What you need to do: Select the lines that hold the word "deviation" and copy each one.

- - -

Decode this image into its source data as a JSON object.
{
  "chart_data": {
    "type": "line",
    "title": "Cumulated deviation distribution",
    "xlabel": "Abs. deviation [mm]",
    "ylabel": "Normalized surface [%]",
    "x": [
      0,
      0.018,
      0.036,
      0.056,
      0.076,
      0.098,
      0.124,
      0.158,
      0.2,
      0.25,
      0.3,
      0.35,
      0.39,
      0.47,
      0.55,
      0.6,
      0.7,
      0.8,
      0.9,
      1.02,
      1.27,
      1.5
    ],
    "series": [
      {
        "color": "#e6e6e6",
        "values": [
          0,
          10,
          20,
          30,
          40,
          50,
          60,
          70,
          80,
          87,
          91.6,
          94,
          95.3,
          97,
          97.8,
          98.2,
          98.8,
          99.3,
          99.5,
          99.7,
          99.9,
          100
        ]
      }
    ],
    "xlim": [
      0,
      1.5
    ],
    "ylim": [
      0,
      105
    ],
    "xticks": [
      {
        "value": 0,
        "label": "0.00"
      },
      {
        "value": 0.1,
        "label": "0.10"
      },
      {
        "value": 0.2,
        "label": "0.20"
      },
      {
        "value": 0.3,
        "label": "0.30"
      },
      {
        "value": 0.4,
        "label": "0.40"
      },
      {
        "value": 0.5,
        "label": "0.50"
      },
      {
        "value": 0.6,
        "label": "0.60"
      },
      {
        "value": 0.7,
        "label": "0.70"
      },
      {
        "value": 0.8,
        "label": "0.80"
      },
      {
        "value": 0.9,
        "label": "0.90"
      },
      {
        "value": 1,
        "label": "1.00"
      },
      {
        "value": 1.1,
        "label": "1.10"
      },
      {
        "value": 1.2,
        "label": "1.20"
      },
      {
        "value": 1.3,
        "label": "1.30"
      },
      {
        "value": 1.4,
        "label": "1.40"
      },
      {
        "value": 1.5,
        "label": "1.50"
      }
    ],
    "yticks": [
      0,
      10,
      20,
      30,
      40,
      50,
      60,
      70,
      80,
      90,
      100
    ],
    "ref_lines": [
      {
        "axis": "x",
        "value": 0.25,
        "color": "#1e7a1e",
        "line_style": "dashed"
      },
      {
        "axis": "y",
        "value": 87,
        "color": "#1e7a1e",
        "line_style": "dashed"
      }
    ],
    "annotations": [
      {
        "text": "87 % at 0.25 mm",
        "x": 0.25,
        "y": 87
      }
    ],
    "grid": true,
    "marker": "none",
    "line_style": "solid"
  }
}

- - -

Answer to this task:
    "title": "Cumulated deviation distribution",
    "xlabel": "Abs. deviation [mm]",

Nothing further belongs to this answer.